(Data records)
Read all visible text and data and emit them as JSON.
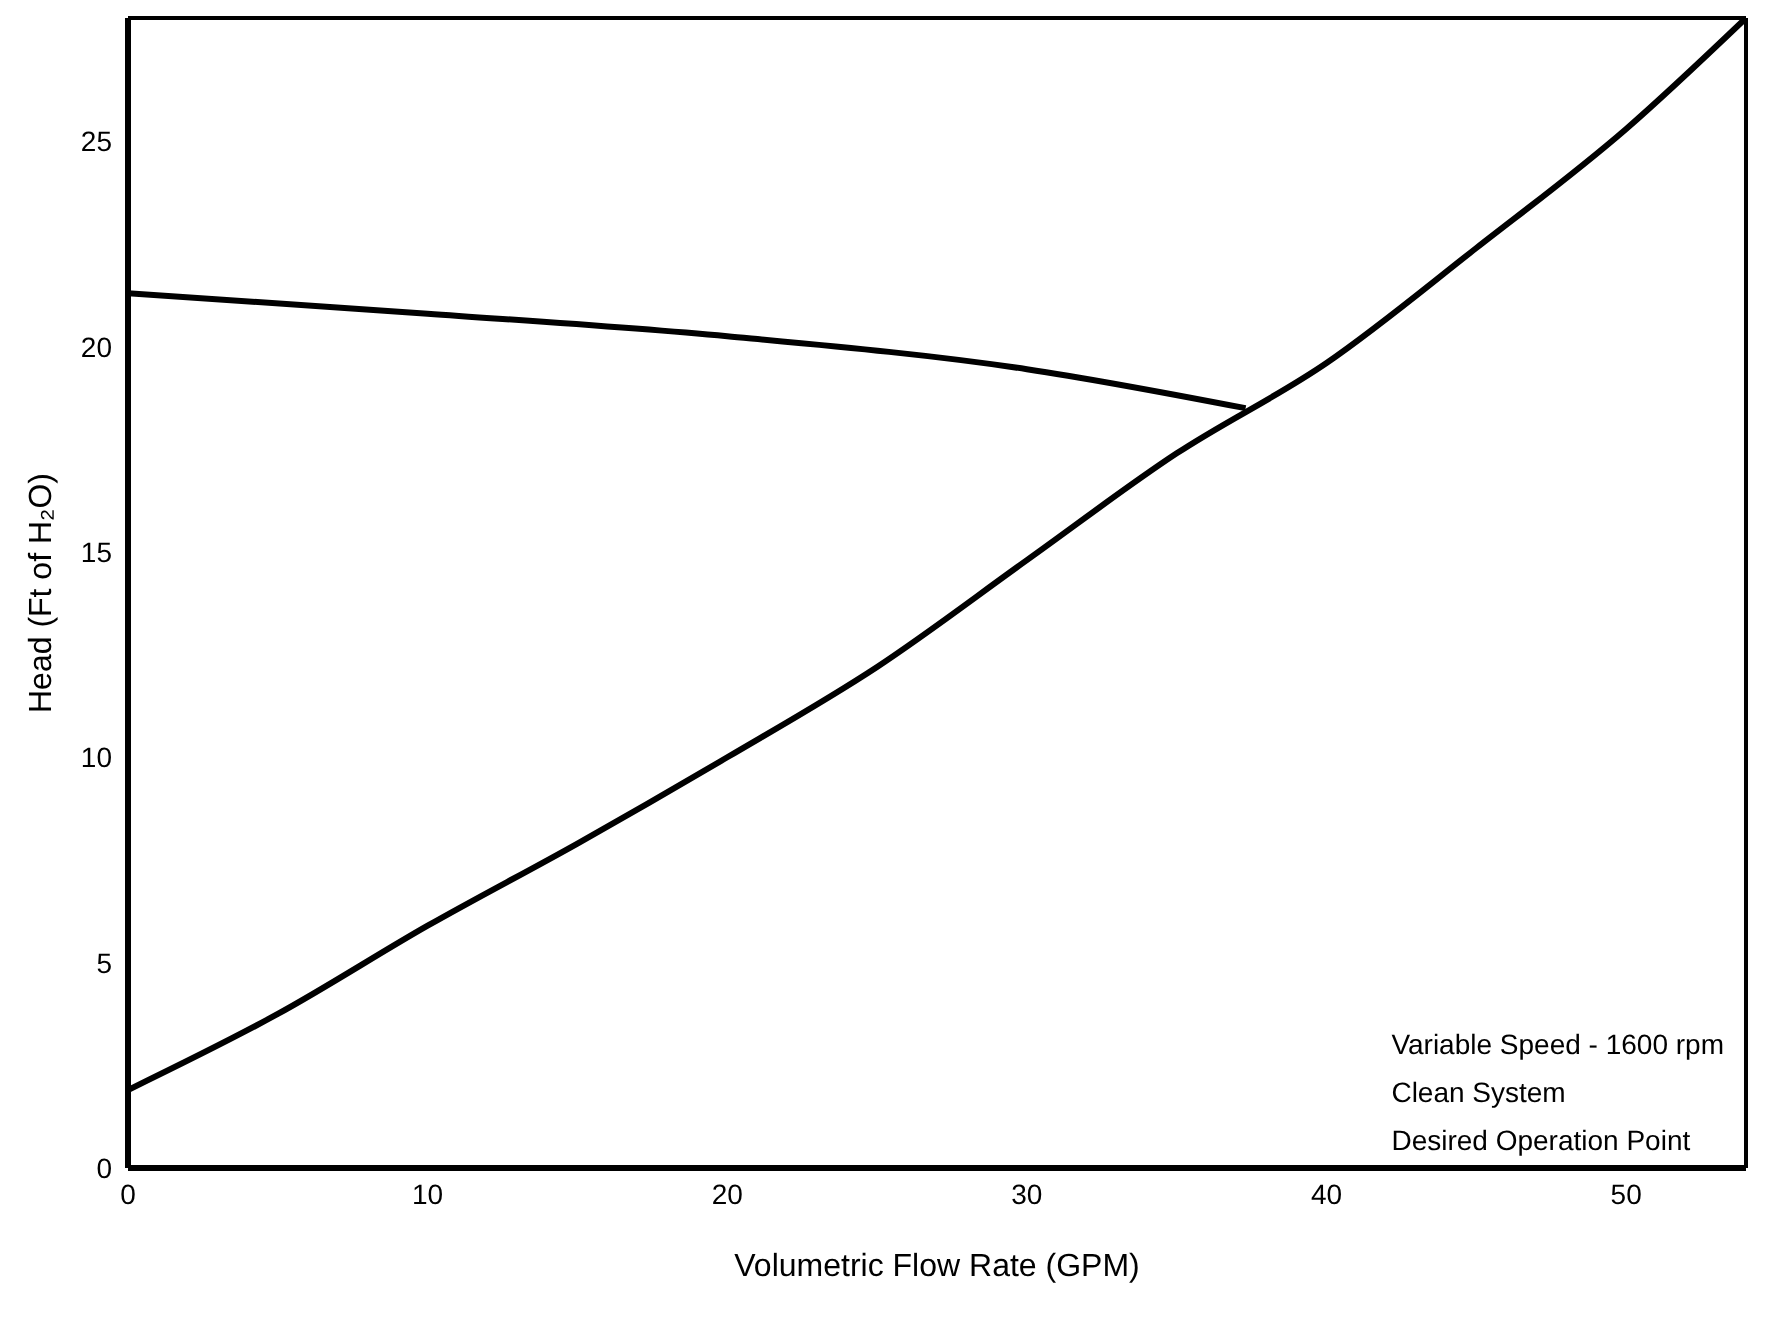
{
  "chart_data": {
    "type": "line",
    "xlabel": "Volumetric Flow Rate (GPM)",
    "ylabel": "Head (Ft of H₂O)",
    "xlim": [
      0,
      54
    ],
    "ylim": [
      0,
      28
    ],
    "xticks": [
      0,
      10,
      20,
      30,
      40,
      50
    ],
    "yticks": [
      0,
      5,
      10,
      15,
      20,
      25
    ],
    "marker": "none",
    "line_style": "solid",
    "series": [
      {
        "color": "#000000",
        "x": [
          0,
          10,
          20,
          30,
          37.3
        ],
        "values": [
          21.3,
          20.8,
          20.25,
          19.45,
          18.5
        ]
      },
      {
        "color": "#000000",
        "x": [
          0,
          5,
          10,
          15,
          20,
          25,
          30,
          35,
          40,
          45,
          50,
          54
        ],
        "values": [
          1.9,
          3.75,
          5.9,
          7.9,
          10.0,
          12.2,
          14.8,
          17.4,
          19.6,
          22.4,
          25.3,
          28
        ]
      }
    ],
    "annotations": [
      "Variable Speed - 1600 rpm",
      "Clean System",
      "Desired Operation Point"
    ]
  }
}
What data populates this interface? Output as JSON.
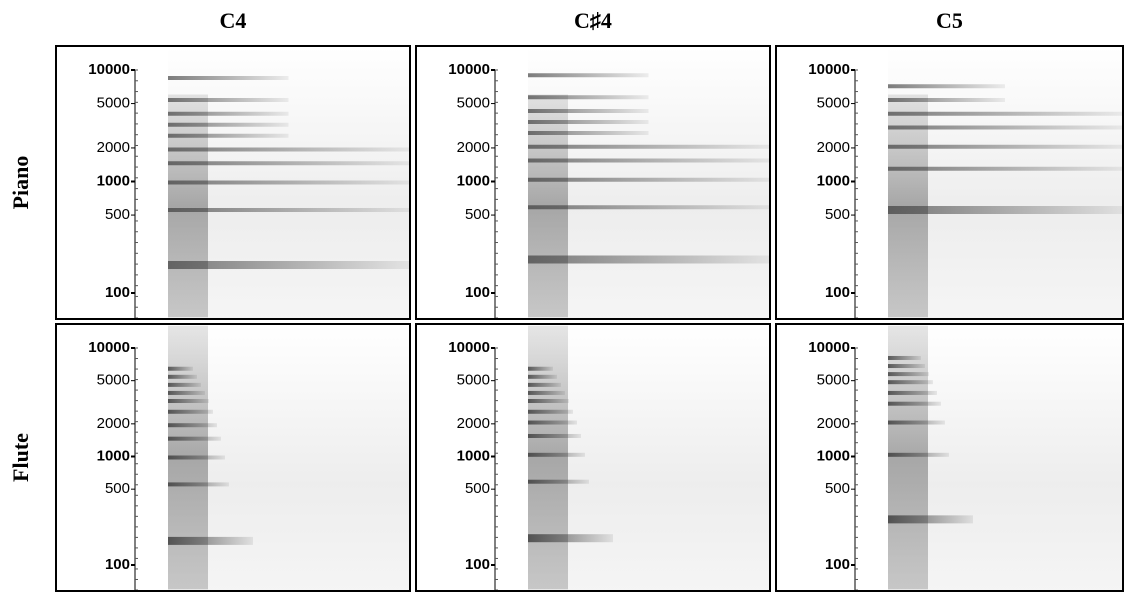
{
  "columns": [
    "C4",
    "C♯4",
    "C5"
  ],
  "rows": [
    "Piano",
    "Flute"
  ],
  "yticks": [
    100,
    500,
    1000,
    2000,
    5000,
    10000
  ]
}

● Brief:
Quote the material word for word, dropping any images it holds.

● Written response:
Read all visible text and data and emit them as JSON.
{
  "chart_data": {
    "type": "line",
    "xlabel": "Volumetric Flow Rate (GPM)",
    "ylabel": "Head (Ft of H₂O)",
    "xlim": [
      0,
      54
    ],
    "ylim": [
      0,
      28
    ],
    "xticks": [
      0,
      10,
      20,
      30,
      40,
      50
    ],
    "yticks": [
      0,
      5,
      10,
      15,
      20,
      25
    ],
    "marker": "none",
    "line_style": "solid",
    "series": [
      {
        "color": "#000000",
        "x": [
          0,
          10,
          20,
          30,
          37.3
        ],
        "values": [
          21.3,
          20.8,
          20.25,
          19.45,
          18.5
        ]
      },
      {
        "color": "#000000",
        "x": [
          0,
          5,
          10,
          15,
          20,
          25,
          30,
          35,
          40,
          45,
          50,
          54
        ],
        "values": [
          1.9,
          3.75,
          5.9,
          7.9,
          10.0,
          12.2,
          14.8,
          17.4,
          19.6,
          22.4,
          25.3,
          28
        ]
      }
    ],
    "annotations": [
      "Variable Speed - 1600 rpm",
      "Clean System",
      "Desired Operation Point"
    ]
  }
}
What data populates this interface? Output as JSON.
{
  "columns": [
    "C4",
    "C♯4",
    "C5"
  ],
  "rows": [
    "Piano",
    "Flute"
  ],
  "yticks": [
    100,
    500,
    1000,
    2000,
    5000,
    10000
  ]
}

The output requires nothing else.